:: REQUIRED WORK ::
Using the listing below, please gather every line containing the word "NOAA".

:: DATA TO PROCESS ::

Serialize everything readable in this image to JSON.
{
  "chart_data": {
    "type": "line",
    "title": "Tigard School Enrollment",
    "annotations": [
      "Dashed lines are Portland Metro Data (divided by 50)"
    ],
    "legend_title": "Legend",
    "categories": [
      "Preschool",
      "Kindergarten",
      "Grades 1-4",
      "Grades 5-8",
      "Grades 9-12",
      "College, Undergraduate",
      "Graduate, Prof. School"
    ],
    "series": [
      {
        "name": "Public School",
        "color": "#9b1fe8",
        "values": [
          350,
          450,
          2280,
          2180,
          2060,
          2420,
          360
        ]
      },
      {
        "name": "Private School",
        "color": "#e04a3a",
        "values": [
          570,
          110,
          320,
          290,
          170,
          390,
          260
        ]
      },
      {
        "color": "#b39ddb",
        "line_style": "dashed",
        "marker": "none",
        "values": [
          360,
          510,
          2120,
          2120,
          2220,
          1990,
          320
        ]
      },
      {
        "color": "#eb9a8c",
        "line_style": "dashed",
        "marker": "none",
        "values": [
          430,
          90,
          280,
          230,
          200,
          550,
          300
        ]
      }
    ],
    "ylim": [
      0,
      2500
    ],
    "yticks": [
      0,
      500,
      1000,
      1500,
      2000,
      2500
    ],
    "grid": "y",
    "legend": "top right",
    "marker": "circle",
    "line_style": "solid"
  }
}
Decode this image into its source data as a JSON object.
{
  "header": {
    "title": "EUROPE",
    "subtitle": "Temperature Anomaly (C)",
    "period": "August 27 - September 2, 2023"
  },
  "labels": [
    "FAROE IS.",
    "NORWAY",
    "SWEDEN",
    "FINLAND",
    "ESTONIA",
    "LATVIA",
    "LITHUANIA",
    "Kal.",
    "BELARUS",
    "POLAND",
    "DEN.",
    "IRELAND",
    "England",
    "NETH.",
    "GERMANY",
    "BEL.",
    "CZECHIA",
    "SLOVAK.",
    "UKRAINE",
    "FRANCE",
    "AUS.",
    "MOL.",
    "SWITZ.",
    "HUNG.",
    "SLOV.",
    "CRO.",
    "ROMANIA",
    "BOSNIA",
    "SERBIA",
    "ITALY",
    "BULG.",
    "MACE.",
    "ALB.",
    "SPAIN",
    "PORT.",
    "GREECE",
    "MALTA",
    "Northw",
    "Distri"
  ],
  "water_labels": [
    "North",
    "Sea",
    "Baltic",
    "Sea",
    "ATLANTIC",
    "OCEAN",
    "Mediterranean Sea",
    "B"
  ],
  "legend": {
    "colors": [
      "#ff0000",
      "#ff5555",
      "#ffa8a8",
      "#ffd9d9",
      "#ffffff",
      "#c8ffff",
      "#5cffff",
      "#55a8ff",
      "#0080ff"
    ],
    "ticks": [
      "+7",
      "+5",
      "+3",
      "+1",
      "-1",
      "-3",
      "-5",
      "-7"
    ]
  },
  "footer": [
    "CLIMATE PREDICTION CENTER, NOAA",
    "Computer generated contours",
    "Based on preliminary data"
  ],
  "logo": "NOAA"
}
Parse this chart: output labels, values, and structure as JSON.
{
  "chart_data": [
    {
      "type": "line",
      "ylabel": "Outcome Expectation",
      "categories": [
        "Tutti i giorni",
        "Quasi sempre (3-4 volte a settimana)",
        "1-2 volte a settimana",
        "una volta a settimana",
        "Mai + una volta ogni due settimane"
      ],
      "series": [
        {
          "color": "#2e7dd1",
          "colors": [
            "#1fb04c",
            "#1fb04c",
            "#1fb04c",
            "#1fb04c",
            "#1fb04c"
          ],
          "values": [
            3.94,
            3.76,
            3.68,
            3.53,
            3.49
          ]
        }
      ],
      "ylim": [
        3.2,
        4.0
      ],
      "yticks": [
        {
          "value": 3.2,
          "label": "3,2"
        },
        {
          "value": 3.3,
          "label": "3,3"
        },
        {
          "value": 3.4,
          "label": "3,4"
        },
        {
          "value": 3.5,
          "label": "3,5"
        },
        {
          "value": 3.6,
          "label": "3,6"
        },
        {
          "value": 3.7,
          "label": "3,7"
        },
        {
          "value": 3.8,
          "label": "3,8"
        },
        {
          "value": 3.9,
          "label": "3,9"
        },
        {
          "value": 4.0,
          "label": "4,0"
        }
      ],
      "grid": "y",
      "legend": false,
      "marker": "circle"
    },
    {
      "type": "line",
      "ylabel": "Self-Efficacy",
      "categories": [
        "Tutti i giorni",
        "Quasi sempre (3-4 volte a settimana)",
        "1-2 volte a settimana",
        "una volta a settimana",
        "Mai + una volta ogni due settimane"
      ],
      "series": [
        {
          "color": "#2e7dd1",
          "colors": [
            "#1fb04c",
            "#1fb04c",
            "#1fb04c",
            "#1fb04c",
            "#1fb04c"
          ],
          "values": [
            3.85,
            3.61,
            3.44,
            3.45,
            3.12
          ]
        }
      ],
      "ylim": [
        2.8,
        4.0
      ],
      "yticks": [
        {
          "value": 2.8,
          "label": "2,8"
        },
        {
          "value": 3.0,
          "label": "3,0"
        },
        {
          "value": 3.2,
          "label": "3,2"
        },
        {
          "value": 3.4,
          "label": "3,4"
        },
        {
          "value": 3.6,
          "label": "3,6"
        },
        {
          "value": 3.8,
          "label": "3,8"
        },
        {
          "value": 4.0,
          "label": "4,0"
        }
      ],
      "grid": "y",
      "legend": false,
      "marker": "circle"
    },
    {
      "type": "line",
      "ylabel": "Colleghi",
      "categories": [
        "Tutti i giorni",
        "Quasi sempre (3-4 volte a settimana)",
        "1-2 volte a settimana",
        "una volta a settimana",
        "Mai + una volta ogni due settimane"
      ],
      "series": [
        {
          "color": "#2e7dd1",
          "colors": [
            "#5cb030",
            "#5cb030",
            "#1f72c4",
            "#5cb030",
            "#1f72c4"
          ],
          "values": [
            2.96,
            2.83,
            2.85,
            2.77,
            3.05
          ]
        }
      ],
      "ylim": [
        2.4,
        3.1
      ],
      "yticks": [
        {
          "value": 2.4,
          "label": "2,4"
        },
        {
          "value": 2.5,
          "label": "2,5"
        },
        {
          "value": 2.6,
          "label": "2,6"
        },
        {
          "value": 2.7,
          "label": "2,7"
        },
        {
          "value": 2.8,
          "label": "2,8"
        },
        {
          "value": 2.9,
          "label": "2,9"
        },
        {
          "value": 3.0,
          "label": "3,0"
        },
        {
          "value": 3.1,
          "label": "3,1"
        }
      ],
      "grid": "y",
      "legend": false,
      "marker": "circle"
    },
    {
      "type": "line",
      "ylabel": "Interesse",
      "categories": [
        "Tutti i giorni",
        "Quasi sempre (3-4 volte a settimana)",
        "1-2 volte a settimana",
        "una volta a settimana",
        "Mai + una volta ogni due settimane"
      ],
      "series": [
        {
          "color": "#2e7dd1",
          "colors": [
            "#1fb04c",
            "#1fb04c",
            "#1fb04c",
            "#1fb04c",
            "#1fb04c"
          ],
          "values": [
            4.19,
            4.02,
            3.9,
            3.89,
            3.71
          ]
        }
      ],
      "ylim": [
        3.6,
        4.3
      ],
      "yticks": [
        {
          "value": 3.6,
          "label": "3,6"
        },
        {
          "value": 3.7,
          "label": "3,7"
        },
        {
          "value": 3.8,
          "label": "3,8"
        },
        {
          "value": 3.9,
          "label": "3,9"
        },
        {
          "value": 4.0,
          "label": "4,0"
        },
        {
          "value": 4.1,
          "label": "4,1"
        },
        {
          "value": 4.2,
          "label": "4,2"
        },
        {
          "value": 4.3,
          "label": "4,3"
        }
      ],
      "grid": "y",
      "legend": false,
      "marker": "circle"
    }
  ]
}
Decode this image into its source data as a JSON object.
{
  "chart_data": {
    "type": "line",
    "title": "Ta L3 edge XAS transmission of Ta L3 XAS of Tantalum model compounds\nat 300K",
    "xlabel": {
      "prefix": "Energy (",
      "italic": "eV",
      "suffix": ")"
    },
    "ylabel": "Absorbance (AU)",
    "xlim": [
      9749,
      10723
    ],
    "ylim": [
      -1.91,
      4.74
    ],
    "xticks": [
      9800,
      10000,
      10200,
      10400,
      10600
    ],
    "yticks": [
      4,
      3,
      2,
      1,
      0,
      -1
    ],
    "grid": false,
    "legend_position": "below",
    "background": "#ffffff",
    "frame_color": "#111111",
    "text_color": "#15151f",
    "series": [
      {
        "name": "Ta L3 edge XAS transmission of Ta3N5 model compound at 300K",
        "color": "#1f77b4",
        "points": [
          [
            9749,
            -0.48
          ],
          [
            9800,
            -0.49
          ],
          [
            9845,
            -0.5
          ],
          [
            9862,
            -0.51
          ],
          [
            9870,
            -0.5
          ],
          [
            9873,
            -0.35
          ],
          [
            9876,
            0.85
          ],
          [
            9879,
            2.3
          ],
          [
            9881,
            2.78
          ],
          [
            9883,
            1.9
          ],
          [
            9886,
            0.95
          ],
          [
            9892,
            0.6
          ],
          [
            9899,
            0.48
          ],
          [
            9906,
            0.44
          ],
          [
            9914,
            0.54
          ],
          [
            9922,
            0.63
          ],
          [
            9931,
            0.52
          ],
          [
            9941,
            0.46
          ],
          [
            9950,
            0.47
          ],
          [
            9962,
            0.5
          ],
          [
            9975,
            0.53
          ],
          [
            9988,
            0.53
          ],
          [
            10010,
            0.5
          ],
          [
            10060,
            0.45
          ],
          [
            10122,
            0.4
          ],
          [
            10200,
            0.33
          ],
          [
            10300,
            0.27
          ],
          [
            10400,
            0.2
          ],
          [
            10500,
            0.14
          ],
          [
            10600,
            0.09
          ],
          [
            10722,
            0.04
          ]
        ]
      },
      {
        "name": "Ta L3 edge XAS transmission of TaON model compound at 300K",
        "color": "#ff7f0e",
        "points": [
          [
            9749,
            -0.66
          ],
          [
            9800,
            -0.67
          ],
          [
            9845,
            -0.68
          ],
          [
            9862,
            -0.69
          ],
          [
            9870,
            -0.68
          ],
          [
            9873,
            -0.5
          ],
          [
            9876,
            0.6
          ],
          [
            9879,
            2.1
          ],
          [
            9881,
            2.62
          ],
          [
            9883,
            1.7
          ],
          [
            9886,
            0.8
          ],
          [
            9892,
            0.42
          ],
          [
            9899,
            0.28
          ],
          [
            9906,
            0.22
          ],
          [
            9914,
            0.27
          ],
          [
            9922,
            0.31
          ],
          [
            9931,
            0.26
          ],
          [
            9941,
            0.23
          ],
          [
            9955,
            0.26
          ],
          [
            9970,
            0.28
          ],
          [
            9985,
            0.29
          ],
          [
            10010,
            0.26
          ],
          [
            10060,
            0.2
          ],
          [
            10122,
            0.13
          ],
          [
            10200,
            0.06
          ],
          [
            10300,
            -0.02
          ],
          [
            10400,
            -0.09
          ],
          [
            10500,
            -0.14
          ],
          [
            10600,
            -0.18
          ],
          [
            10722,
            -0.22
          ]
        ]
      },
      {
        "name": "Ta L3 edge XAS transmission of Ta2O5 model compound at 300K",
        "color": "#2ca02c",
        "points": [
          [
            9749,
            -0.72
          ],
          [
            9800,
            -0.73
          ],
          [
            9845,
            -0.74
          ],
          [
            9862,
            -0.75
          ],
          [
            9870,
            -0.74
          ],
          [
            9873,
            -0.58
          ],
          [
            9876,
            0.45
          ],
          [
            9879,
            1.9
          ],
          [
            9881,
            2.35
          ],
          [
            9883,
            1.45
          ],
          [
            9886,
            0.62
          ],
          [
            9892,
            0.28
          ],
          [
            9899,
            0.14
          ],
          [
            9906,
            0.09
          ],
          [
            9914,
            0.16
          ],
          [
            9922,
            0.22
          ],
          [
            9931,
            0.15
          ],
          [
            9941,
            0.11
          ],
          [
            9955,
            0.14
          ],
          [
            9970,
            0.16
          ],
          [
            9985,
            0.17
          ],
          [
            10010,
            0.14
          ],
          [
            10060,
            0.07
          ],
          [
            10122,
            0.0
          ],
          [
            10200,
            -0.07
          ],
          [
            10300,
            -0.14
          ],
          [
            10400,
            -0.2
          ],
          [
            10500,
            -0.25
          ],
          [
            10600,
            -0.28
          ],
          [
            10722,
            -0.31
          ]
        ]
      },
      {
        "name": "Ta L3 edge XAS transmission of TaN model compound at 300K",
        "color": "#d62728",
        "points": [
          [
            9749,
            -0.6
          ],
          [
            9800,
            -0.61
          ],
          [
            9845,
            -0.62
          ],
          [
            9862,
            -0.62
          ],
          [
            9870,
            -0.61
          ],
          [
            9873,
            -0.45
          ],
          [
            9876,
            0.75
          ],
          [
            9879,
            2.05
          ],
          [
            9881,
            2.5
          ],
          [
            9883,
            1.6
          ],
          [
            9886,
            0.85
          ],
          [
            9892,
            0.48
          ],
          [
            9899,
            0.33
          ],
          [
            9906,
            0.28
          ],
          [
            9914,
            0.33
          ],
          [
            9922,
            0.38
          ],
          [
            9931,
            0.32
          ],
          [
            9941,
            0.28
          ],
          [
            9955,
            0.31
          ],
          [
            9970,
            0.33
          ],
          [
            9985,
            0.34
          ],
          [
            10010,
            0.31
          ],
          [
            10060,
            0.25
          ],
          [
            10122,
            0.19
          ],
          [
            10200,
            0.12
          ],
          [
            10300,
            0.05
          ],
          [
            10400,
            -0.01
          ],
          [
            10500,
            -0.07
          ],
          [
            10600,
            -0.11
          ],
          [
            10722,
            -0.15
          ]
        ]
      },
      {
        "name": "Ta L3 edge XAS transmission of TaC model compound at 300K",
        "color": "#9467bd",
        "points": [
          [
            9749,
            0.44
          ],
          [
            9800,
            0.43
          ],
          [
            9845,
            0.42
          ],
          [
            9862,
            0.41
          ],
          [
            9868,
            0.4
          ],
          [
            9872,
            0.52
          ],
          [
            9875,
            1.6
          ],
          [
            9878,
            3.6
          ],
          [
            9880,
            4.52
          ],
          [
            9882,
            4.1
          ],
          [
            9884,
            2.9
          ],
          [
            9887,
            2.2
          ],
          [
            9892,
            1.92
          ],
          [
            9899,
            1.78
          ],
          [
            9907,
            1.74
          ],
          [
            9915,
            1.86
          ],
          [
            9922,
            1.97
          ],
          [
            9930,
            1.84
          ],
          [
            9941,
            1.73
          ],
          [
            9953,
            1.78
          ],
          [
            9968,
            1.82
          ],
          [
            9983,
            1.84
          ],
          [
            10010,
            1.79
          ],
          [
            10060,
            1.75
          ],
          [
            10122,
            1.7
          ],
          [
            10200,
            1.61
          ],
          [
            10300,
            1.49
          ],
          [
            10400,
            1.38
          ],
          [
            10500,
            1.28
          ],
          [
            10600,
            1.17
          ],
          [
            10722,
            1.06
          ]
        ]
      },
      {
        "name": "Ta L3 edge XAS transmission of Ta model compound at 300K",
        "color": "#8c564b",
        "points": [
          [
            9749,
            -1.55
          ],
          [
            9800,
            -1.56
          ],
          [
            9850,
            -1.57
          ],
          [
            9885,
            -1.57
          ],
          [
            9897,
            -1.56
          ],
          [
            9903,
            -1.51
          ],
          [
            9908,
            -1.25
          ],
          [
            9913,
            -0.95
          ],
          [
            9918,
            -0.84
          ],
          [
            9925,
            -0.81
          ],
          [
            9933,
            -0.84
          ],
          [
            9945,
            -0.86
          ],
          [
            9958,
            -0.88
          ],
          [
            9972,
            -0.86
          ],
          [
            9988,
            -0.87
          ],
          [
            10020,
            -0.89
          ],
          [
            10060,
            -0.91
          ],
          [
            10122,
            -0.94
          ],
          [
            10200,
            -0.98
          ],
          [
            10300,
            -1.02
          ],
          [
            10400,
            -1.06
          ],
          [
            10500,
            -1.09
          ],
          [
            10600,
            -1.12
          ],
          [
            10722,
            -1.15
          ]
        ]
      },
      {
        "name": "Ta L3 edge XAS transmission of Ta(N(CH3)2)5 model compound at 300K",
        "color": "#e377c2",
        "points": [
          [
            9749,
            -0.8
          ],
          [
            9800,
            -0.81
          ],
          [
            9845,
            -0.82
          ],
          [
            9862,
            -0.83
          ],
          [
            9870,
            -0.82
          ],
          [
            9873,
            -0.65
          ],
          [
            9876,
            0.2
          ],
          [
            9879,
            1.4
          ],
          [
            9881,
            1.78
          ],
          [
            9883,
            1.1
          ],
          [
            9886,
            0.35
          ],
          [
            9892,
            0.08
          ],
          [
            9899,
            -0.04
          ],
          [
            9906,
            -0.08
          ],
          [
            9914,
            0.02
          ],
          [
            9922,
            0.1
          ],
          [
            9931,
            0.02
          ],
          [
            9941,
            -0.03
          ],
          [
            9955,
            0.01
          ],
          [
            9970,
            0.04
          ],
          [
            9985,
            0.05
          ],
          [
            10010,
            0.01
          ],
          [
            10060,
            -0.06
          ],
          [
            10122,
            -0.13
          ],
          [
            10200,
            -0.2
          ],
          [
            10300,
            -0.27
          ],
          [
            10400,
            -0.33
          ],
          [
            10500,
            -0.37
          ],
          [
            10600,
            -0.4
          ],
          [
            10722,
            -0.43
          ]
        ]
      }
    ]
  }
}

:: ANSWER BELOW ::
    "CLIMATE PREDICTION CENTER, NOAA",
  "logo": "NOAA"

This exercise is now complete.